- **WHAT IS BEING ASKED**: Show every line below where "Tran" can be found.

- **INPUT FOR THIS TASK**:
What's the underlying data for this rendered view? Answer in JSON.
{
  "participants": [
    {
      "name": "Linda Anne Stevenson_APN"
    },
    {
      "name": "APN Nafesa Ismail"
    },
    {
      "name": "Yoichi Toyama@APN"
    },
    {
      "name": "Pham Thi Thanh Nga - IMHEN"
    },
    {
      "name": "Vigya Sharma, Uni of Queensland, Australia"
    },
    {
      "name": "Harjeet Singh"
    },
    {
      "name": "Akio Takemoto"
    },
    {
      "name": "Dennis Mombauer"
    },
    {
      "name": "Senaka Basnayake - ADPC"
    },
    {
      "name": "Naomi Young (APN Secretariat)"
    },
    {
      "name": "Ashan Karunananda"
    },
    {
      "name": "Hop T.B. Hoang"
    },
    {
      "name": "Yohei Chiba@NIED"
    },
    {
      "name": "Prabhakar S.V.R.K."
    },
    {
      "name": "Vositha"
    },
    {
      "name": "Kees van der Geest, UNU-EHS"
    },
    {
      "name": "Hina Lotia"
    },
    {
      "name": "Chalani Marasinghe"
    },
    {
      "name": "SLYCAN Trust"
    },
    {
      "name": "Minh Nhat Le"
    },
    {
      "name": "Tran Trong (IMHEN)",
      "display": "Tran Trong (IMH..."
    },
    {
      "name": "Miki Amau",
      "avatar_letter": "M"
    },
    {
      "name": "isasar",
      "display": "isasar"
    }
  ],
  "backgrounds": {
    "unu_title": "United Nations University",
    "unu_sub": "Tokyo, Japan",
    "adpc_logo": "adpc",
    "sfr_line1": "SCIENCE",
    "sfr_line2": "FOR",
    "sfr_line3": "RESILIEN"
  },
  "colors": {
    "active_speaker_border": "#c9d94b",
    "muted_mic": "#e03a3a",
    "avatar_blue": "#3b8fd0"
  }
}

- **ANSWER TO THE PROBLEM**:
      "name": "Tran Trong (IMHEN)",
      "display": "Tran Trong (IMH..."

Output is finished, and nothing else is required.